▸ **Record extracts**:

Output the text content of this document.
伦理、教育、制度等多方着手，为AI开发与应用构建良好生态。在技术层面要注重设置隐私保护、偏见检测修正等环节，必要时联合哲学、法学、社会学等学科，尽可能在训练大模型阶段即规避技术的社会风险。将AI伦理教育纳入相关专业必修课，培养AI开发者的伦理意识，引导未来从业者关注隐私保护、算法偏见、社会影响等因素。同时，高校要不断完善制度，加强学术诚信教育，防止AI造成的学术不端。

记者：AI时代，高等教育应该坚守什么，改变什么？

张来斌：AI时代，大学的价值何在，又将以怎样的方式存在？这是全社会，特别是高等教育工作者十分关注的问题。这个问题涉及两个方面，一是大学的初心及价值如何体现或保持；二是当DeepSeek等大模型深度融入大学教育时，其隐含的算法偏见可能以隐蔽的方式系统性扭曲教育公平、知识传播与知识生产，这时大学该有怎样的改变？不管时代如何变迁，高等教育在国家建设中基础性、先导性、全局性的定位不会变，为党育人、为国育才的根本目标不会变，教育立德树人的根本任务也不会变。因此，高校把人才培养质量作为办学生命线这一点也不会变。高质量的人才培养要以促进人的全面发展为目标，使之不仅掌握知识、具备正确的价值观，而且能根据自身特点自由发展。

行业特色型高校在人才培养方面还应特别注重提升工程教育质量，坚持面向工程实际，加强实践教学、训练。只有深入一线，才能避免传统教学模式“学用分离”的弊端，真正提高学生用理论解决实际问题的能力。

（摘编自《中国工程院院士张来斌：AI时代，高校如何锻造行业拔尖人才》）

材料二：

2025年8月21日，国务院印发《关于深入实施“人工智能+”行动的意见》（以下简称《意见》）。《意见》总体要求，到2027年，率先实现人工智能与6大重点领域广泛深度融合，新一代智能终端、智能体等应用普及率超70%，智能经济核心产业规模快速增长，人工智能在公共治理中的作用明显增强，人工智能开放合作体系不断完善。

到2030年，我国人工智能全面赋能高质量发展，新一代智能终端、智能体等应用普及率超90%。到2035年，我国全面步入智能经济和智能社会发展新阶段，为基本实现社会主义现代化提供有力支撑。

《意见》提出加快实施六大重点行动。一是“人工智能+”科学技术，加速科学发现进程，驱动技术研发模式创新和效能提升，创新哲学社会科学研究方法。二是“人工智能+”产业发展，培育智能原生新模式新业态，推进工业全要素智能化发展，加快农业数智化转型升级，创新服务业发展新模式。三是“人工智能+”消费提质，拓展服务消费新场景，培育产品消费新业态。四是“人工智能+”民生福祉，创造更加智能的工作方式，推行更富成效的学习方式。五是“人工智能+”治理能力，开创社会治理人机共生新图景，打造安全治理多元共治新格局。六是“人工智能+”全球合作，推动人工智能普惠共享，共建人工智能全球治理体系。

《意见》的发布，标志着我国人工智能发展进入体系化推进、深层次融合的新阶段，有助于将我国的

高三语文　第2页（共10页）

▸ **Task requirements**: Retype all of the data shown above, word for word.

▸ **Solution to this task**:
Output the text content of this document.
伦理、教育、制度等多方着手，为AI开发与应用构建良好生态。在技术层面要注重设置隐私保护、偏见检测修正等环节，必要时联合哲学、法学、社会学等学科，尽可能在训练大模型阶段即规避技术的社会风险。将AI伦理教育纳入相关专业必修课，培养AI开发者的伦理意识，引导未来从业者关注隐私保护、算法偏见、社会影响等因素。同时，高校要不断完善制度，加强学术诚信教育，防止AI造成的学术不端。

记者：AI时代，高等教育应该坚守什么，改变什么？

张来斌：AI时代，大学的价值何在，又将以怎样的方式存在？这是全社会，特别是高等教育工作者十分关注的问题。这个问题涉及两个方面，一是大学的初心及价值如何体现或保持；二是当DeepSeek等大模型深度融入大学教育时，其隐含的算法偏见可能以隐蔽的方式系统性扭曲教育公平、知识传播与知识生产，这时大学该有怎样的改变？不管时代如何变迁，高等教育在国家建设中基础性、先导性、全局性的定位不会变，为党育人、为国育才的根本目标不会变，教育立德树人的根本任务也不会变。因此，高校把人才培养质量作为办学生命线这一点也不会变。高质量的人才培养要以促进人的全面发展为目标，使之不仅掌握知识、具备正确的价值观，而且能根据自身特点自由发展。

行业特色型高校在人才培养方面还应特别注重提升工程教育质量，坚持面向工程实际，加强实践教学、训练。只有深入一线，才能避免传统教学模式“学用分离”的弊端，真正提高学生用理论解决实际问题的能力。

（摘编自《中国工程院院士张来斌：AI时代，高校如何锻造行业拔尖人才》）

材料二：

2025年8月21日，国务院印发《关于深入实施“人工智能+”行动的意见》（以下简称《意见》）。《意见》总体要求，到2027年，率先实现人工智能与6大重点领域广泛深度融合，新一代智能终端、智能体等应用普及率超70%，智能经济核心产业规模快速增长，人工智能在公共治理中的作用明显增强，人工智能开放合作体系不断完善。

到2030年，我国人工智能全面赋能高质量发展，新一代智能终端、智能体等应用普及率超90%。到2035年，我国全面步入智能经济和智能社会发展新阶段，为基本实现社会主义现代化提供有力支撑。

《意见》提出加快实施六大重点行动。一是“人工智能+”科学技术，加速科学发现进程，驱动技术研发模式创新和效能提升，创新哲学社会科学研究方法。二是“人工智能+”产业发展，培育智能原生新模式新业态，推进工业全要素智能化发展，加快农业数智化转型升级，创新服务业发展新模式。三是“人工智能+”消费提质，拓展服务消费新场景，培育产品消费新业态。四是“人工智能+”民生福祉，创造更加智能的工作方式，推行更富成效的学习方式。五是“人工智能+”治理能力，开创社会治理人机共生新图景，打造安全治理多元共治新格局。六是“人工智能+”全球合作，推动人工智能普惠共享，共建人工智能全球治理体系。

《意见》的发布，标志着我国人工智能发展进入体系化推进、深层次融合的新阶段，有助于将我国的

高三语文　第2页（共10页）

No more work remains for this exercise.